(Records from a data collection)
──────────

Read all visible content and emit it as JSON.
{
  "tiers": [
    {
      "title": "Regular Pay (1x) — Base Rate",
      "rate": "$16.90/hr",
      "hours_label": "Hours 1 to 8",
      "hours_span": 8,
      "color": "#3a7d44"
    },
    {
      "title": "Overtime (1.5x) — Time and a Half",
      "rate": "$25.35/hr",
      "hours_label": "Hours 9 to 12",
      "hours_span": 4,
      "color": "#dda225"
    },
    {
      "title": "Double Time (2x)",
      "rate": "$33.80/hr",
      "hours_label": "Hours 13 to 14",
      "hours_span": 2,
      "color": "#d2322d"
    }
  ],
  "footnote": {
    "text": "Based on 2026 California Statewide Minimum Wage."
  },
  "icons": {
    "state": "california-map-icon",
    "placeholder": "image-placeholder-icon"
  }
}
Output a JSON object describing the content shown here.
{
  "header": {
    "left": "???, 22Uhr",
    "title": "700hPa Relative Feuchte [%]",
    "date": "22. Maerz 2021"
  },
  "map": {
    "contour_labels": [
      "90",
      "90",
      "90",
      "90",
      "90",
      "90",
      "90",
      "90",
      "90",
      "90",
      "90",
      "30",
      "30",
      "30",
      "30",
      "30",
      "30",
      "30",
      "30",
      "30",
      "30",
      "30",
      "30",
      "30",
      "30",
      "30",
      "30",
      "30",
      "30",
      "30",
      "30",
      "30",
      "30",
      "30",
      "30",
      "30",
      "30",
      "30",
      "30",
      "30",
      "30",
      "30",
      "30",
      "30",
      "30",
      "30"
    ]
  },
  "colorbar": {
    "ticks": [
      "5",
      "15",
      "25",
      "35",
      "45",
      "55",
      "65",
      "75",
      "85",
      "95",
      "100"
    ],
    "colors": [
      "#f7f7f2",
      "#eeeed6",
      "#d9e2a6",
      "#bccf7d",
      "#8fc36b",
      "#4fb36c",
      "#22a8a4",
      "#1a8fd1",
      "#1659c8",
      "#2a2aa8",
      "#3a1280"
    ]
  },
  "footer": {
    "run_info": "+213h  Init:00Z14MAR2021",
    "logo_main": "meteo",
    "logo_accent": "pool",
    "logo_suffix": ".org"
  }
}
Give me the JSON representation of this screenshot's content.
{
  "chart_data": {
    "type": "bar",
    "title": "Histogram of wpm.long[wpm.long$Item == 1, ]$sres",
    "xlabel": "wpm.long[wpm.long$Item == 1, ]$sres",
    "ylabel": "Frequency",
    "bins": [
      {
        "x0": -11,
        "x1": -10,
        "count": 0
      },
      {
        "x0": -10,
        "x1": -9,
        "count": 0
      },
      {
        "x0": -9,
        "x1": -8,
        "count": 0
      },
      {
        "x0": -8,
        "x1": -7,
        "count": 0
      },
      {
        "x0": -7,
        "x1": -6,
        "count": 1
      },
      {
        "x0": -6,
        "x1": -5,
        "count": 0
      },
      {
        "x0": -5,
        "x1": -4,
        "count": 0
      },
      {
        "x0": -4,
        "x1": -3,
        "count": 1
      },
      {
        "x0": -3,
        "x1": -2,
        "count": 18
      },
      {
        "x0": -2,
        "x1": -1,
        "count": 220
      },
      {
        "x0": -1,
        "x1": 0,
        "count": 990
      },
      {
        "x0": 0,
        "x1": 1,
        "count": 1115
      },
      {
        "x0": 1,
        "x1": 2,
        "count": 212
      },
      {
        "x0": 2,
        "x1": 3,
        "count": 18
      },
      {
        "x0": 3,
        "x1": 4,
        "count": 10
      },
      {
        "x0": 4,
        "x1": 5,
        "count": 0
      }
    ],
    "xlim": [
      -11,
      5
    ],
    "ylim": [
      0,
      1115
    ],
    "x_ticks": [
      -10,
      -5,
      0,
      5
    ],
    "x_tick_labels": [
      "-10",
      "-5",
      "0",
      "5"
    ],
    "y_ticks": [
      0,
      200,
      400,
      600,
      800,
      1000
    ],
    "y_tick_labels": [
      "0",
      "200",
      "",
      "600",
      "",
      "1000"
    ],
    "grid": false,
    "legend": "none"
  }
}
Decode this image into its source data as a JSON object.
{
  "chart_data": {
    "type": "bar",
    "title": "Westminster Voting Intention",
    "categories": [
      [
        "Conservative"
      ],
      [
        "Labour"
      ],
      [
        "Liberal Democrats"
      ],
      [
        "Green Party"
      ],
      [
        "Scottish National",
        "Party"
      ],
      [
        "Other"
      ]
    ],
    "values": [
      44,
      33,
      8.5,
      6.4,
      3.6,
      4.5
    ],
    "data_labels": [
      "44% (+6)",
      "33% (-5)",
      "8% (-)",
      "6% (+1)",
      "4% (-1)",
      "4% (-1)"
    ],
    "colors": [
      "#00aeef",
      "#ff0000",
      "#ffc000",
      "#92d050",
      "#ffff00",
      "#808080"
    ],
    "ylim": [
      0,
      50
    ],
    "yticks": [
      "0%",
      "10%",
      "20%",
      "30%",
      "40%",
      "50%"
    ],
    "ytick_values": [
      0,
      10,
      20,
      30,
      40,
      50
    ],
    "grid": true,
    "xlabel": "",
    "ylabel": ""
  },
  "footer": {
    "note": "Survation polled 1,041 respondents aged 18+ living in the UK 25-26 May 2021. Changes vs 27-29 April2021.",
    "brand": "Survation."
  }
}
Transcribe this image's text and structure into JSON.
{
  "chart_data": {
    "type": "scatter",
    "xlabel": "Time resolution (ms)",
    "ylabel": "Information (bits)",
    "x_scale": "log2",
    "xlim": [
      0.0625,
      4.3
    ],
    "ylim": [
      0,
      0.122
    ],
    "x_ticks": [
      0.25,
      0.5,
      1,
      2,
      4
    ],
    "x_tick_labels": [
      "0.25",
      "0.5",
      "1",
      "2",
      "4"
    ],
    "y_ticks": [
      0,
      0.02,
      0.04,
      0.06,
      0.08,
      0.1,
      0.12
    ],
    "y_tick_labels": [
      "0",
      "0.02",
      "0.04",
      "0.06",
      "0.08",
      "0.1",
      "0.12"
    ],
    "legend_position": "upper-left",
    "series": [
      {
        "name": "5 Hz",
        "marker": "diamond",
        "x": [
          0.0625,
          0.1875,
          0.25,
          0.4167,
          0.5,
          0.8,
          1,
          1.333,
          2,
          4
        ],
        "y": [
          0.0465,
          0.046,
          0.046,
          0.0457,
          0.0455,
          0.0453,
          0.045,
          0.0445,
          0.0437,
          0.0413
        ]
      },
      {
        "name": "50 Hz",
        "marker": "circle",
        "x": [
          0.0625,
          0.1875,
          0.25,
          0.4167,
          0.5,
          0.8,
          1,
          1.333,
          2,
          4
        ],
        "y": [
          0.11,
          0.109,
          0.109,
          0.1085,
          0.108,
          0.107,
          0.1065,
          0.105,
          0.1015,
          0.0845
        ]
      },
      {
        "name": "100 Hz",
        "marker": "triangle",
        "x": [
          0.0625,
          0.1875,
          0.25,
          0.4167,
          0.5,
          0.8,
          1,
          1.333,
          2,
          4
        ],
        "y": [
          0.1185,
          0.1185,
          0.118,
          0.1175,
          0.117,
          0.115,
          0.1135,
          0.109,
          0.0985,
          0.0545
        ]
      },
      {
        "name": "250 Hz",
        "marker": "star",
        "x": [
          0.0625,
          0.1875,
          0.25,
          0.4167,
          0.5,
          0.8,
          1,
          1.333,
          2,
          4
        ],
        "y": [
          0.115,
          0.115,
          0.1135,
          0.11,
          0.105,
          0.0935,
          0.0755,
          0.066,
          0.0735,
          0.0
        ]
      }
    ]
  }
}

──────────

# What the task requires:
Copy out each line exactly.

# Response to this task:
Read all visible content and emit it as JSON.
{
  "tiers": [
    {
      "title": "Regular Pay (1x) — Base Rate",
      "rate": "$16.90/hr",
      "hours_label": "Hours 1 to 8",
      "hours_span": 8,
      "color": "#3a7d44"
    },
    {
      "title": "Overtime (1.5x) — Time and a Half",
      "rate": "$25.35/hr",
      "hours_label": "Hours 9 to 12",
      "hours_span": 4,
      "color": "#dda225"
    },
    {
      "title": "Double Time (2x)",
      "rate": "$33.80/hr",
      "hours_label": "Hours 13 to 14",
      "hours_span": 2,
      "color": "#d2322d"
    }
  ],
  "footnote": {
    "text": "Based on 2026 California Statewide Minimum Wage."
  },
  "icons": {
    "state": "california-map-icon",
    "placeholder": "image-placeholder-icon"
  }
}
Output a JSON object describing the content shown here.
{
  "header": {
    "left": "???, 22Uhr",
    "title": "700hPa Relative Feuchte [%]",
    "date": "22. Maerz 2021"
  },
  "map": {
    "contour_labels": [
      "90",
      "90",
      "90",
      "90",
      "90",
      "90",
      "90",
      "90",
      "90",
      "90",
      "90",
      "30",
      "30",
      "30",
      "30",
      "30",
      "30",
      "30",
      "30",
      "30",
      "30",
      "30",
      "30",
      "30",
      "30",
      "30",
      "30",
      "30",
      "30",
      "30",
      "30",
      "30",
      "30",
      "30",
      "30",
      "30",
      "30",
      "30",
      "30",
      "30",
      "30",
      "30",
      "30",
      "30",
      "30",
      "30"
    ]
  },
  "colorbar": {
    "ticks": [
      "5",
      "15",
      "25",
      "35",
      "45",
      "55",
      "65",
      "75",
      "85",
      "95",
      "100"
    ],
    "colors": [
      "#f7f7f2",
      "#eeeed6",
      "#d9e2a6",
      "#bccf7d",
      "#8fc36b",
      "#4fb36c",
      "#22a8a4",
      "#1a8fd1",
      "#1659c8",
      "#2a2aa8",
      "#3a1280"
    ]
  },
  "footer": {
    "run_info": "+213h  Init:00Z14MAR2021",
    "logo_main": "meteo",
    "logo_accent": "pool",
    "logo_suffix": ".org"
  }
}
Give me the JSON representation of this screenshot's content.
{
  "chart_data": {
    "type": "bar",
    "title": "Histogram of wpm.long[wpm.long$Item == 1, ]$sres",
    "xlabel": "wpm.long[wpm.long$Item == 1, ]$sres",
    "ylabel": "Frequency",
    "bins": [
      {
        "x0": -11,
        "x1": -10,
        "count": 0
      },
      {
        "x0": -10,
        "x1": -9,
        "count": 0
      },
      {
        "x0": -9,
        "x1": -8,
        "count": 0
      },
      {
        "x0": -8,
        "x1": -7,
        "count": 0
      },
      {
        "x0": -7,
        "x1": -6,
        "count": 1
      },
      {
        "x0": -6,
        "x1": -5,
        "count": 0
      },
      {
        "x0": -5,
        "x1": -4,
        "count": 0
      },
      {
        "x0": -4,
        "x1": -3,
        "count": 1
      },
      {
        "x0": -3,
        "x1": -2,
        "count": 18
      },
      {
        "x0": -2,
        "x1": -1,
        "count": 220
      },
      {
        "x0": -1,
        "x1": 0,
        "count": 990
      },
      {
        "x0": 0,
        "x1": 1,
        "count": 1115
      },
      {
        "x0": 1,
        "x1": 2,
        "count": 212
      },
      {
        "x0": 2,
        "x1": 3,
        "count": 18
      },
      {
        "x0": 3,
        "x1": 4,
        "count": 10
      },
      {
        "x0": 4,
        "x1": 5,
        "count": 0
      }
    ],
    "xlim": [
      -11,
      5
    ],
    "ylim": [
      0,
      1115
    ],
    "x_ticks": [
      -10,
      -5,
      0,
      5
    ],
    "x_tick_labels": [
      "-10",
      "-5",
      "0",
      "5"
    ],
    "y_ticks": [
      0,
      200,
      400,
      600,
      800,
      1000
    ],
    "y_tick_labels": [
      "0",
      "200",
      "",
      "600",
      "",
      "1000"
    ],
    "grid": false,
    "legend": "none"
  }
}
Decode this image into its source data as a JSON object.
{
  "chart_data": {
    "type": "bar",
    "title": "Westminster Voting Intention",
    "categories": [
      [
        "Conservative"
      ],
      [
        "Labour"
      ],
      [
        "Liberal Democrats"
      ],
      [
        "Green Party"
      ],
      [
        "Scottish National",
        "Party"
      ],
      [
        "Other"
      ]
    ],
    "values": [
      44,
      33,
      8.5,
      6.4,
      3.6,
      4.5
    ],
    "data_labels": [
      "44% (+6)",
      "33% (-5)",
      "8% (-)",
      "6% (+1)",
      "4% (-1)",
      "4% (-1)"
    ],
    "colors": [
      "#00aeef",
      "#ff0000",
      "#ffc000",
      "#92d050",
      "#ffff00",
      "#808080"
    ],
    "ylim": [
      0,
      50
    ],
    "yticks": [
      "0%",
      "10%",
      "20%",
      "30%",
      "40%",
      "50%"
    ],
    "ytick_values": [
      0,
      10,
      20,
      30,
      40,
      50
    ],
    "grid": true,
    "xlabel": "",
    "ylabel": ""
  },
  "footer": {
    "note": "Survation polled 1,041 respondents aged 18+ living in the UK 25-26 May 2021. Changes vs 27-29 April2021.",
    "brand": "Survation."
  }
}
Transcribe this image's text and structure into JSON.
{
  "chart_data": {
    "type": "scatter",
    "xlabel": "Time resolution (ms)",
    "ylabel": "Information (bits)",
    "x_scale": "log2",
    "xlim": [
      0.0625,
      4.3
    ],
    "ylim": [
      0,
      0.122
    ],
    "x_ticks": [
      0.25,
      0.5,
      1,
      2,
      4
    ],
    "x_tick_labels": [
      "0.25",
      "0.5",
      "1",
      "2",
      "4"
    ],
    "y_ticks": [
      0,
      0.02,
      0.04,
      0.06,
      0.08,
      0.1,
      0.12
    ],
    "y_tick_labels": [
      "0",
      "0.02",
      "0.04",
      "0.06",
      "0.08",
      "0.1",
      "0.12"
    ],
    "legend_position": "upper-left",
    "series": [
      {
        "name": "5 Hz",
        "marker": "diamond",
        "x": [
          0.0625,
          0.1875,
          0.25,
          0.4167,
          0.5,
          0.8,
          1,
          1.333,
          2,
          4
        ],
        "y": [
          0.0465,
          0.046,
          0.046,
          0.0457,
          0.0455,
          0.0453,
          0.045,
          0.0445,
          0.0437,
          0.0413
        ]
      },
      {
        "name": "50 Hz",
        "marker": "circle",
        "x": [
          0.0625,
          0.1875,
          0.25,
          0.4167,
          0.5,
          0.8,
          1,
          1.333,
          2,
          4
        ],
        "y": [
          0.11,
          0.109,
          0.109,
          0.1085,
          0.108,
          0.107,
          0.1065,
          0.105,
          0.1015,
          0.0845
        ]
      },
      {
        "name": "100 Hz",
        "marker": "triangle",
        "x": [
          0.0625,
          0.1875,
          0.25,
          0.4167,
          0.5,
          0.8,
          1,
          1.333,
          2,
          4
        ],
        "y": [
          0.1185,
          0.1185,
          0.118,
          0.1175,
          0.117,
          0.115,
          0.1135,
          0.109,
          0.0985,
          0.0545
        ]
      },
      {
        "name": "250 Hz",
        "marker": "star",
        "x": [
          0.0625,
          0.1875,
          0.25,
          0.4167,
          0.5,
          0.8,
          1,
          1.333,
          2,
          4
        ],
        "y": [
          0.115,
          0.115,
          0.1135,
          0.11,
          0.105,
          0.0935,
          0.0755,
          0.066,
          0.0735,
          0.0
        ]
      }
    ]
  }
}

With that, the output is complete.